--- Work to complete ---
Only the number is wanted: how many lines contain "Show"?

[Data excerpts]
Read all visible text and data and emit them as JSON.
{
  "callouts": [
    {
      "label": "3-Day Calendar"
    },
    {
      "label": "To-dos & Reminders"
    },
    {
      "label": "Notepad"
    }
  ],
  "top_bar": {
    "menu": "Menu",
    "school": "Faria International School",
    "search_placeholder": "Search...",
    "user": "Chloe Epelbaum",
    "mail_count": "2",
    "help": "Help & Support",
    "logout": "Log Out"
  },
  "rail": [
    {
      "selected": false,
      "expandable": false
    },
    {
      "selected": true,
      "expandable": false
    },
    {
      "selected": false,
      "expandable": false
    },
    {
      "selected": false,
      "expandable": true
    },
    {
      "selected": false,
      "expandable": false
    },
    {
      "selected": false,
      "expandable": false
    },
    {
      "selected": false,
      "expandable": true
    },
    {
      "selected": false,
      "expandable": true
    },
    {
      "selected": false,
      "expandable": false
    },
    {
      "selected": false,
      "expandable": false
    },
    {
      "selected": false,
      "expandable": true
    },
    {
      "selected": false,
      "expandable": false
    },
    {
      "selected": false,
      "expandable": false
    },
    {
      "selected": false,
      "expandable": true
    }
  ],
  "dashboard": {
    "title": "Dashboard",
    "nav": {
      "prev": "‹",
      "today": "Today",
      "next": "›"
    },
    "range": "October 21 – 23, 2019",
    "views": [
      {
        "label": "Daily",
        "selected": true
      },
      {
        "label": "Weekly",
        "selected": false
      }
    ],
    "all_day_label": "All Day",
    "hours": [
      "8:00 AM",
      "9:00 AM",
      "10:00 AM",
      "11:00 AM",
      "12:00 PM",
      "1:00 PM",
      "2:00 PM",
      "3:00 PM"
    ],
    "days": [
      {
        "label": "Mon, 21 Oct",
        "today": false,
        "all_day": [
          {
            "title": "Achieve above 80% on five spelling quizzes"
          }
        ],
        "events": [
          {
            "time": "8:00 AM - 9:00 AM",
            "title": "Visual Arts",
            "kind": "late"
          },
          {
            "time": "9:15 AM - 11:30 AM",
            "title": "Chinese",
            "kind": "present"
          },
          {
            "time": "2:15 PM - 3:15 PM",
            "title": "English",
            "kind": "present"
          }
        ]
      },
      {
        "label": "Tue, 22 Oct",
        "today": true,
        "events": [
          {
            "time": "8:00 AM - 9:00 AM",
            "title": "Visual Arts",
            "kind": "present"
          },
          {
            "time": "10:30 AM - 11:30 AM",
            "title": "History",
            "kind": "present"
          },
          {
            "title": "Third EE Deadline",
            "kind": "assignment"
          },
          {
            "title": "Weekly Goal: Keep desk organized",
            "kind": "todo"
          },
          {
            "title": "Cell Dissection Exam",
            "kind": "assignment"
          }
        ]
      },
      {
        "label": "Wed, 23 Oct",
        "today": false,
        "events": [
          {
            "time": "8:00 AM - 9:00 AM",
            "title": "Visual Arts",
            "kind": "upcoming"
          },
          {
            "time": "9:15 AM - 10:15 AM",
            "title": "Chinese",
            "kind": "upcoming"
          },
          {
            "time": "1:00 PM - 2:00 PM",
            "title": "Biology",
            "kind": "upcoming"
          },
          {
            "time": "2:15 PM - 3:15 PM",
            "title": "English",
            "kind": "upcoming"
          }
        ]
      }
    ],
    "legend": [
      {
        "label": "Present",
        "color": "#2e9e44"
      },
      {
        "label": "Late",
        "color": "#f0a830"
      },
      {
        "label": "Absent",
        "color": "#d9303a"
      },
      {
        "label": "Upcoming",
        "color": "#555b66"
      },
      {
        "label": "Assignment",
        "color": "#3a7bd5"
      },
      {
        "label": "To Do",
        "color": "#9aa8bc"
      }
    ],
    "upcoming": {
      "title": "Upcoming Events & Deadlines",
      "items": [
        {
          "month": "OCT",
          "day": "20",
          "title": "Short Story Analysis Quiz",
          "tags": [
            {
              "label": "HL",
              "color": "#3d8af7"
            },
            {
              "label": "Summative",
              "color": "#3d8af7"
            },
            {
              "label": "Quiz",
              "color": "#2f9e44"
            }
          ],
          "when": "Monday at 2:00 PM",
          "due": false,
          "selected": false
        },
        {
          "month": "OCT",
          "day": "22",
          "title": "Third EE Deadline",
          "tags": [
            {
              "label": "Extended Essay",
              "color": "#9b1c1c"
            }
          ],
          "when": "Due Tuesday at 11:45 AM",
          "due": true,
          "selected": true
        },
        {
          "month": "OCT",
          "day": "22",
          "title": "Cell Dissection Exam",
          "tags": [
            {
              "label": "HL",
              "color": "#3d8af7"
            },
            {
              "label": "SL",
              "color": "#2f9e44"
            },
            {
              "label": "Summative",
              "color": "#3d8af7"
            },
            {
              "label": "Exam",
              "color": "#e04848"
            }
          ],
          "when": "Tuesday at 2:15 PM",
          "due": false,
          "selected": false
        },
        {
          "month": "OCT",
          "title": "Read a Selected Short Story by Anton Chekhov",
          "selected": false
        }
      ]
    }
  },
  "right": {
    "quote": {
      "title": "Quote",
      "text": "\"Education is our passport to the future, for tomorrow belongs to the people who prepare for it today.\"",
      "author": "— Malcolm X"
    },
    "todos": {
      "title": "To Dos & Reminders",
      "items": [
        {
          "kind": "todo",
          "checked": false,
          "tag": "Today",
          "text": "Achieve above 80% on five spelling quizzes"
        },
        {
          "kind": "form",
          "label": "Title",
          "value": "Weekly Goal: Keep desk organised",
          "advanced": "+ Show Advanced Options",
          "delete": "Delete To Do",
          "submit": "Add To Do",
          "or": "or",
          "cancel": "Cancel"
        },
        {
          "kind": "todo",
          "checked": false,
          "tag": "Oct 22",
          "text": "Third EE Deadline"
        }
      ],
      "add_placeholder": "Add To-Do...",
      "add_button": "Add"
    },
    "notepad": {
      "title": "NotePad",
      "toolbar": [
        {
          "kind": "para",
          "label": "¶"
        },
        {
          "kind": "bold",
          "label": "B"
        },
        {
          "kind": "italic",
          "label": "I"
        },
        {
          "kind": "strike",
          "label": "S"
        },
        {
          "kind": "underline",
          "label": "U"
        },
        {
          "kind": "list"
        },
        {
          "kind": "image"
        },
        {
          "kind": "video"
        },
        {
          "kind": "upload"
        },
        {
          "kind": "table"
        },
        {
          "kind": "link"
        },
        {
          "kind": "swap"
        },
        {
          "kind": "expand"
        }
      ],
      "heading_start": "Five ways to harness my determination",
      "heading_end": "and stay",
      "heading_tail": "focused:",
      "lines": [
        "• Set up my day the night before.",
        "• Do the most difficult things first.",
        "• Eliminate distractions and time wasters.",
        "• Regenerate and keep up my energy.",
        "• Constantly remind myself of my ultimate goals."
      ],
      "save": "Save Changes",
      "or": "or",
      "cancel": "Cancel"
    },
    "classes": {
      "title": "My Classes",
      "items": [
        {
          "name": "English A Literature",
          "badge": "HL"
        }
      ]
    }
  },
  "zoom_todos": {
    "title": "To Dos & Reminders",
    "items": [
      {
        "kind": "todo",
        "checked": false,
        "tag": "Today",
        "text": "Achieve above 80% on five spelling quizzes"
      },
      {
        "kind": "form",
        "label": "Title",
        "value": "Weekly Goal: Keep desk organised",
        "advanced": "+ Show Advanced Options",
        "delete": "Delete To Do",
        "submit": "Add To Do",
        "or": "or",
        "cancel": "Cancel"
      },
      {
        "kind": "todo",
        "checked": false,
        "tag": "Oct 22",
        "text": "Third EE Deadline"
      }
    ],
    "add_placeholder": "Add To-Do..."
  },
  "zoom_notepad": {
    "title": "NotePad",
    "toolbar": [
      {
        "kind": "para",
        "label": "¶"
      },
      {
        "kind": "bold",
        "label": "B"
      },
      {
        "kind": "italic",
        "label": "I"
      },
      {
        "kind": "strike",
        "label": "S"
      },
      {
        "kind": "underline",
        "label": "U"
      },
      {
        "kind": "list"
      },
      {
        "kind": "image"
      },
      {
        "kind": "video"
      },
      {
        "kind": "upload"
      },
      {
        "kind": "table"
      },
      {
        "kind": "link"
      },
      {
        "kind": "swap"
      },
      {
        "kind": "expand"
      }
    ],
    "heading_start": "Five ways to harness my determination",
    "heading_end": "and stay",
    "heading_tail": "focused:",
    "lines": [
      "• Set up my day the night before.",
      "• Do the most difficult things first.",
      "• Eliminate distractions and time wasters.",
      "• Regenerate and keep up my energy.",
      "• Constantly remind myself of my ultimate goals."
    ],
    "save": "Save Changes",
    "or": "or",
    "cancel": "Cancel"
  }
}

--- The completed task ---
2